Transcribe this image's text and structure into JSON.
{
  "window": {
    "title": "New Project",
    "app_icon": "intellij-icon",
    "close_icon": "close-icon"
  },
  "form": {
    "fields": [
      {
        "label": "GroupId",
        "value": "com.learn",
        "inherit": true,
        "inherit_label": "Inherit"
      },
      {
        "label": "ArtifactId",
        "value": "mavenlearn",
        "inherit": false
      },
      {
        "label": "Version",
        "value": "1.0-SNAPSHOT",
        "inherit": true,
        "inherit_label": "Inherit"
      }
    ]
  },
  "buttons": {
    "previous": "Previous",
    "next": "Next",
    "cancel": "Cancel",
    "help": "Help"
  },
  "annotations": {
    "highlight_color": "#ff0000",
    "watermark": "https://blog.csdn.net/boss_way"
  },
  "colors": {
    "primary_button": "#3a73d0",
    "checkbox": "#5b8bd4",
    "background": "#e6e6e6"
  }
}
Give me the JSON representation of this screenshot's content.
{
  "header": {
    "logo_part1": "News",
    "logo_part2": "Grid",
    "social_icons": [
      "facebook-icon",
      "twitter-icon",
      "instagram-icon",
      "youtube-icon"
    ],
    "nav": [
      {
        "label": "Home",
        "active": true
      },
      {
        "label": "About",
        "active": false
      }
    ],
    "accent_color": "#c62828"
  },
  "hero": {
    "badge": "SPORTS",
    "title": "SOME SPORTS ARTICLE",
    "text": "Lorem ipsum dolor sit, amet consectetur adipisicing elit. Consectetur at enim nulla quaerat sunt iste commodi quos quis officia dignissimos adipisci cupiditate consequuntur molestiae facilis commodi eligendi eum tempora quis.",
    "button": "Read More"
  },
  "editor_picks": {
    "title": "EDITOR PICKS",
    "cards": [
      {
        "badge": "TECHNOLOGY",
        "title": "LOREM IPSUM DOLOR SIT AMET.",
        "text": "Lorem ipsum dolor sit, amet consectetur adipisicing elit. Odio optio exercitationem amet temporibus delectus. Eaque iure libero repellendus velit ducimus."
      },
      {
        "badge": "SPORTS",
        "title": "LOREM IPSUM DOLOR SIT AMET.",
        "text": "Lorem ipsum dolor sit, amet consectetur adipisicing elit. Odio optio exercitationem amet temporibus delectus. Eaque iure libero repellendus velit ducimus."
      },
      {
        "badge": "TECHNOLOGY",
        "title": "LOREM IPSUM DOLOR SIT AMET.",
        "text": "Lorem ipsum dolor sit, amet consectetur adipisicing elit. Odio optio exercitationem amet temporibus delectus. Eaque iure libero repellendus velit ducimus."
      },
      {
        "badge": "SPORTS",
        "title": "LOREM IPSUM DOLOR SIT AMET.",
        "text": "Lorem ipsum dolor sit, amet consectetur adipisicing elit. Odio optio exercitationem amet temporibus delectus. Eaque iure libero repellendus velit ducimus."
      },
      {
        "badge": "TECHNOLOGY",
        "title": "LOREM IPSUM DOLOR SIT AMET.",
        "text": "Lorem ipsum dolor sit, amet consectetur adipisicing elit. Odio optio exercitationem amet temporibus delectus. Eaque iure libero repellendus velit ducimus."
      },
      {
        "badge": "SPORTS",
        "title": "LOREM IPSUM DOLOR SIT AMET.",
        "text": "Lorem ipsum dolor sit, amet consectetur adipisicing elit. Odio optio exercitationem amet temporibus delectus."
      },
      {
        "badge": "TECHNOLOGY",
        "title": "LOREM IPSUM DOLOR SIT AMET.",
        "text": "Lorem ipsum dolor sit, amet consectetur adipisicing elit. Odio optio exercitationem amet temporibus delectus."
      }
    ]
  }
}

________________

→ **Short problem**:
Would you restate each of the entries word for word?

→ **Result for this exercise**:
Transcribe this image's text and structure into JSON.
{
  "window": {
    "title": "New Project",
    "app_icon": "intellij-icon",
    "close_icon": "close-icon"
  },
  "form": {
    "fields": [
      {
        "label": "GroupId",
        "value": "com.learn",
        "inherit": true,
        "inherit_label": "Inherit"
      },
      {
        "label": "ArtifactId",
        "value": "mavenlearn",
        "inherit": false
      },
      {
        "label": "Version",
        "value": "1.0-SNAPSHOT",
        "inherit": true,
        "inherit_label": "Inherit"
      }
    ]
  },
  "buttons": {
    "previous": "Previous",
    "next": "Next",
    "cancel": "Cancel",
    "help": "Help"
  },
  "annotations": {
    "highlight_color": "#ff0000",
    "watermark": "https://blog.csdn.net/boss_way"
  },
  "colors": {
    "primary_button": "#3a73d0",
    "checkbox": "#5b8bd4",
    "background": "#e6e6e6"
  }
}
Give me the JSON representation of this screenshot's content.
{
  "header": {
    "logo_part1": "News",
    "logo_part2": "Grid",
    "social_icons": [
      "facebook-icon",
      "twitter-icon",
      "instagram-icon",
      "youtube-icon"
    ],
    "nav": [
      {
        "label": "Home",
        "active": true
      },
      {
        "label": "About",
        "active": false
      }
    ],
    "accent_color": "#c62828"
  },
  "hero": {
    "badge": "SPORTS",
    "title": "SOME SPORTS ARTICLE",
    "text": "Lorem ipsum dolor sit, amet consectetur adipisicing elit. Consectetur at enim nulla quaerat sunt iste commodi quos quis officia dignissimos adipisci cupiditate consequuntur molestiae facilis commodi eligendi eum tempora quis.",
    "button": "Read More"
  },
  "editor_picks": {
    "title": "EDITOR PICKS",
    "cards": [
      {
        "badge": "TECHNOLOGY",
        "title": "LOREM IPSUM DOLOR SIT AMET.",
        "text": "Lorem ipsum dolor sit, amet consectetur adipisicing elit. Odio optio exercitationem amet temporibus delectus. Eaque iure libero repellendus velit ducimus."
      },
      {
        "badge": "SPORTS",
        "title": "LOREM IPSUM DOLOR SIT AMET.",
        "text": "Lorem ipsum dolor sit, amet consectetur adipisicing elit. Odio optio exercitationem amet temporibus delectus. Eaque iure libero repellendus velit ducimus."
      },
      {
        "badge": "TECHNOLOGY",
        "title": "LOREM IPSUM DOLOR SIT AMET.",
        "text": "Lorem ipsum dolor sit, amet consectetur adipisicing elit. Odio optio exercitationem amet temporibus delectus. Eaque iure libero repellendus velit ducimus."
      },
      {
        "badge": "SPORTS",
        "title": "LOREM IPSUM DOLOR SIT AMET.",
        "text": "Lorem ipsum dolor sit, amet consectetur adipisicing elit. Odio optio exercitationem amet temporibus delectus. Eaque iure libero repellendus velit ducimus."
      },
      {
        "badge": "TECHNOLOGY",
        "title": "LOREM IPSUM DOLOR SIT AMET.",
        "text": "Lorem ipsum dolor sit, amet consectetur adipisicing elit. Odio optio exercitationem amet temporibus delectus. Eaque iure libero repellendus velit ducimus."
      },
      {
        "badge": "SPORTS",
        "title": "LOREM IPSUM DOLOR SIT AMET.",
        "text": "Lorem ipsum dolor sit, amet consectetur adipisicing elit. Odio optio exercitationem amet temporibus delectus."
      },
      {
        "badge": "TECHNOLOGY",
        "title": "LOREM IPSUM DOLOR SIT AMET.",
        "text": "Lorem ipsum dolor sit, amet consectetur adipisicing elit. Odio optio exercitationem amet temporibus delectus."
      }
    ]
  }
}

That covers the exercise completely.